* Written problem:
Show every line containing "жизни" by copying it.

━━━ Stored rows

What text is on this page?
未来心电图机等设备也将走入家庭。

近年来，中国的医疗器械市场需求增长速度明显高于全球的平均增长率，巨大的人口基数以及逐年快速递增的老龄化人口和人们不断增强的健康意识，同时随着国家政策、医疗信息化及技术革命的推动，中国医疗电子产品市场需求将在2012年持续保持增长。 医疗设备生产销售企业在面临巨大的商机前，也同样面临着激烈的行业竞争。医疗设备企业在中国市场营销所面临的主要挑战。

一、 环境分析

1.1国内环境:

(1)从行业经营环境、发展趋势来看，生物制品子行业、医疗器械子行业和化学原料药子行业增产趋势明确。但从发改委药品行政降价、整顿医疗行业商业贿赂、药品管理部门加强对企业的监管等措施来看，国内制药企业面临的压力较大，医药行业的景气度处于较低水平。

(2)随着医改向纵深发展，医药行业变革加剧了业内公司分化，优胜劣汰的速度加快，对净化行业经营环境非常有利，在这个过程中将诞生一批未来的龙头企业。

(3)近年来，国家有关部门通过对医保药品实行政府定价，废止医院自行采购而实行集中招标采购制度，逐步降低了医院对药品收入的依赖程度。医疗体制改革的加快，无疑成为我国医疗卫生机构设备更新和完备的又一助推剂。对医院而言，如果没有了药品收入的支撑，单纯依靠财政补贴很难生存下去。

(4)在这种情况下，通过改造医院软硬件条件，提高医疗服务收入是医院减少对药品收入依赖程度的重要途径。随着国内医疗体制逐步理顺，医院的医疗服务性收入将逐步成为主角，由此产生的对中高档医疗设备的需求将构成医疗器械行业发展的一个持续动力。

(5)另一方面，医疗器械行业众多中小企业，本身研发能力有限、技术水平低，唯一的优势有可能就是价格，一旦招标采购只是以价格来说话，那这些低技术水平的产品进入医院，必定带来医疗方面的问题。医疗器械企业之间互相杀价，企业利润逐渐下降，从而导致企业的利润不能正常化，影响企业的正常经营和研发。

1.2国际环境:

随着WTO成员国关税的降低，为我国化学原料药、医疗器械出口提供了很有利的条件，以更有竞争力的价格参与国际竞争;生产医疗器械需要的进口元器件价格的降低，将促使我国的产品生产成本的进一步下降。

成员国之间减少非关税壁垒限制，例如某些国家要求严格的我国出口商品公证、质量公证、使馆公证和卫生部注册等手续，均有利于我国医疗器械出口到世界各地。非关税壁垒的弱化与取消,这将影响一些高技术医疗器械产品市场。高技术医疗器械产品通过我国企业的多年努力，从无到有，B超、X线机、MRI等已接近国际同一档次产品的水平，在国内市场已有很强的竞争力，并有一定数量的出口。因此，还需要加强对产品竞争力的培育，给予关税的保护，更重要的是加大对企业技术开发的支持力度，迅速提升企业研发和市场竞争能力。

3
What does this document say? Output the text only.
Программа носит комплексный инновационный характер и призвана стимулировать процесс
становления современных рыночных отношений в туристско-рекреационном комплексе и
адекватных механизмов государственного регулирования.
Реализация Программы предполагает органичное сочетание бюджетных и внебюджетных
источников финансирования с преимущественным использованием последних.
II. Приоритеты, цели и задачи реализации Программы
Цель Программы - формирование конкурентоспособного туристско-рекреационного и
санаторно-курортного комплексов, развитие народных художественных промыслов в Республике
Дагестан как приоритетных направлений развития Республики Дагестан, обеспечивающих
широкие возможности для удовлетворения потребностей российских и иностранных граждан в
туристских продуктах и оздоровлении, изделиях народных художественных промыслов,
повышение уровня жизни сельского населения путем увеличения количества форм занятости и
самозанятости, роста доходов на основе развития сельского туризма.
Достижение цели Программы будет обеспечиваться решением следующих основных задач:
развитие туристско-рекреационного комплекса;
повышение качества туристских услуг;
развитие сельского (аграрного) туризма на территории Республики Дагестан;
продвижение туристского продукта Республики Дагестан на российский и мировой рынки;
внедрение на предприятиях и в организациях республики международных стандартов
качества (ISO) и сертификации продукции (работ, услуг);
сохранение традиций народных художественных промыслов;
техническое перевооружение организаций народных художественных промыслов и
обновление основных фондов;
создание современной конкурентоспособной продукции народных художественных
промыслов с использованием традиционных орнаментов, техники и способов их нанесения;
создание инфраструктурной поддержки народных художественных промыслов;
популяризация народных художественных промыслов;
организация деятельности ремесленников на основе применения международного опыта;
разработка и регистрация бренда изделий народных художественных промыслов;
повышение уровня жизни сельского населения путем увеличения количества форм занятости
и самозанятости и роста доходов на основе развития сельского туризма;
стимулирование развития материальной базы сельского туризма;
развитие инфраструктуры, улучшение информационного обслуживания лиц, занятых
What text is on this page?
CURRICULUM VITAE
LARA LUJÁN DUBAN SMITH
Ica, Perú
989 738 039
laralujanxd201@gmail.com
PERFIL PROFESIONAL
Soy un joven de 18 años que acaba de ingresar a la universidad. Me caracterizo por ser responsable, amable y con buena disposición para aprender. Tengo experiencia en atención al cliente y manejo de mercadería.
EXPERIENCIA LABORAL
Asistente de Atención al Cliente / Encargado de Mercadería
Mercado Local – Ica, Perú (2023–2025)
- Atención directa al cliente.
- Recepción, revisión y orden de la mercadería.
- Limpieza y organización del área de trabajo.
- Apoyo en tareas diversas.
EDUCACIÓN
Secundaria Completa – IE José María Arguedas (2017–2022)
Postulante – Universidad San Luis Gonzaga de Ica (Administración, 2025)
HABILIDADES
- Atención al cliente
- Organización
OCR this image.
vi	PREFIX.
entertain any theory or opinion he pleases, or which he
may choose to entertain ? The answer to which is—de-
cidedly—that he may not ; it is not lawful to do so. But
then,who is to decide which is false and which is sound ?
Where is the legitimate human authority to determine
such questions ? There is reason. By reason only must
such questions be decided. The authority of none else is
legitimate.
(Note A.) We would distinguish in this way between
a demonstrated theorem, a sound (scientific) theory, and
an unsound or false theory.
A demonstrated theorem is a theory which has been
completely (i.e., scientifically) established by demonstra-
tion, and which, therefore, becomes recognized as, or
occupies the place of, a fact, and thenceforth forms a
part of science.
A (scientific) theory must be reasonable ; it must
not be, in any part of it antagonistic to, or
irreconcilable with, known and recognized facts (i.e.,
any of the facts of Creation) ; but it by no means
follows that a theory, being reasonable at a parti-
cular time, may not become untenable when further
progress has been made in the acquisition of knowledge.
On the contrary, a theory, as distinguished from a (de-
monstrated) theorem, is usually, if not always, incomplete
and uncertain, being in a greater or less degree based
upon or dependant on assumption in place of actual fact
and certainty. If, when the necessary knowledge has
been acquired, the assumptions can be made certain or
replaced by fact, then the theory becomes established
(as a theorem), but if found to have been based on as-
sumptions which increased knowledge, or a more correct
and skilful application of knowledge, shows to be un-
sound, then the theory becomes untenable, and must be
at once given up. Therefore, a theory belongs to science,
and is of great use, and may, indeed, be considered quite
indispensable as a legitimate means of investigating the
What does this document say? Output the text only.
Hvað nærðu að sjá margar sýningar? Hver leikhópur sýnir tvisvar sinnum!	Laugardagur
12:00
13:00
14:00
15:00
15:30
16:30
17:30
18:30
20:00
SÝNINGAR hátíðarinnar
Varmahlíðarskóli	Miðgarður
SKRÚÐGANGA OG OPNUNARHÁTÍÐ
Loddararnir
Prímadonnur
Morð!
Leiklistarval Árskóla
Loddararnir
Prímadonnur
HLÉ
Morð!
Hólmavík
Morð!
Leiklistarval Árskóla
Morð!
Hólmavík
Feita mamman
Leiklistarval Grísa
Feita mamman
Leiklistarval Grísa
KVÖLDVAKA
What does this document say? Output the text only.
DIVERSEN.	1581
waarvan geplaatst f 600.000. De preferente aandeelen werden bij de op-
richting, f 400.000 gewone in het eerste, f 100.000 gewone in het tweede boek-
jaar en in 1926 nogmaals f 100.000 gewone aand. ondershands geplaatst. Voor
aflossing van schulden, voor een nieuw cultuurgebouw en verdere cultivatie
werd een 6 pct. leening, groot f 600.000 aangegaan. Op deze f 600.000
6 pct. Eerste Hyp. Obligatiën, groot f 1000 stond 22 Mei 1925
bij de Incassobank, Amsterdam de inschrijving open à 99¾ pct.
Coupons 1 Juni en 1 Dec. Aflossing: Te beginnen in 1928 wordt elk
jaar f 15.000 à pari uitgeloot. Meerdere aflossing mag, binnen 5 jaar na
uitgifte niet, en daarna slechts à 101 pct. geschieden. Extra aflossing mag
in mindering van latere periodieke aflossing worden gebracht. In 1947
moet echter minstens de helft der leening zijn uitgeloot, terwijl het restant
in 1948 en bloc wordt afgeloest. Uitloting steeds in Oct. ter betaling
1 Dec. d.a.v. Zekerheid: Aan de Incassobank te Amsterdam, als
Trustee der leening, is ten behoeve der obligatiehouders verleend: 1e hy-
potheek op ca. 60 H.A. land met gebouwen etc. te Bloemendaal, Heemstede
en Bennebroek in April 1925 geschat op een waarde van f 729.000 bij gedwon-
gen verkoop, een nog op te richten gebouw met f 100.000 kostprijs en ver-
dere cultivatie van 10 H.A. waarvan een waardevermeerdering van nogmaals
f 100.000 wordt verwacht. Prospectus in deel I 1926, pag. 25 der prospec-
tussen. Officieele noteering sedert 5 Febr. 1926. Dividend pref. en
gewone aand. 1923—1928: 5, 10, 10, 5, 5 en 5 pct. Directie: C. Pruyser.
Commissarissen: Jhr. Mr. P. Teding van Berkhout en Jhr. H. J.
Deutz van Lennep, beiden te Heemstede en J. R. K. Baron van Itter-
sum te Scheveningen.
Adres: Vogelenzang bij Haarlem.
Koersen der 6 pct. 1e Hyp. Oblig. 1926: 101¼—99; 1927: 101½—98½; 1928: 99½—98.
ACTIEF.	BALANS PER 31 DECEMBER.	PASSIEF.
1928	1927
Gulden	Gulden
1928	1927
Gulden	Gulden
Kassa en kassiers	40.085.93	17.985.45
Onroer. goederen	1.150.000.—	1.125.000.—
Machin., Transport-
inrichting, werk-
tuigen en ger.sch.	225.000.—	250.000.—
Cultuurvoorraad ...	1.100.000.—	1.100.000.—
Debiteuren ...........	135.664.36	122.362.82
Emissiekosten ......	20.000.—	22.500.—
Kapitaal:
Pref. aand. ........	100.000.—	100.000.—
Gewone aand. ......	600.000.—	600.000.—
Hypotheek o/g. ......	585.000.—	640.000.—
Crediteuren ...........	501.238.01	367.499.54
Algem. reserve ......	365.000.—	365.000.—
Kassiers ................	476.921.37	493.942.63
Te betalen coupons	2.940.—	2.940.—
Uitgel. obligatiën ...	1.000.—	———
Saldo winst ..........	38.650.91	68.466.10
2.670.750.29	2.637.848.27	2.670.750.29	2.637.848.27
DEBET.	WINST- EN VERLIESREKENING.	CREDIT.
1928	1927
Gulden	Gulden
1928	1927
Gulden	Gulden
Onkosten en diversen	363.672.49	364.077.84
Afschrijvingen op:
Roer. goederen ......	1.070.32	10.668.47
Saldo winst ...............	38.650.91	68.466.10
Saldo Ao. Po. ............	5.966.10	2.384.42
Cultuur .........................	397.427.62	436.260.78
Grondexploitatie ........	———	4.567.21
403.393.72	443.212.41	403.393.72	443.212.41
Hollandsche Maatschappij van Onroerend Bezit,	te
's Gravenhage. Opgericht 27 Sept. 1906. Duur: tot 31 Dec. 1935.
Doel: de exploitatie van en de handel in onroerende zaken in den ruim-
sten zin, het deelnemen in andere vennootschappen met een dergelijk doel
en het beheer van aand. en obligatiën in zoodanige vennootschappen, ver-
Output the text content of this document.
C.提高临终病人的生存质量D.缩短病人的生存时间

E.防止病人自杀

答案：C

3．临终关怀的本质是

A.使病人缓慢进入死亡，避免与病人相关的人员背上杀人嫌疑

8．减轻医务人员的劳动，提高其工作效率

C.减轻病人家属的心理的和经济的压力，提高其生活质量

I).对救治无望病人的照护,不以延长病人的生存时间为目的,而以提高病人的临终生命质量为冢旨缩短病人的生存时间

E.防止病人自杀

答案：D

━━━━━━

* Solution to this task:
повышение уровня жизни сельского населения путем увеличения количества форм занятости и
повышение уровня жизни сельского населения путем увеличения количества форм занятости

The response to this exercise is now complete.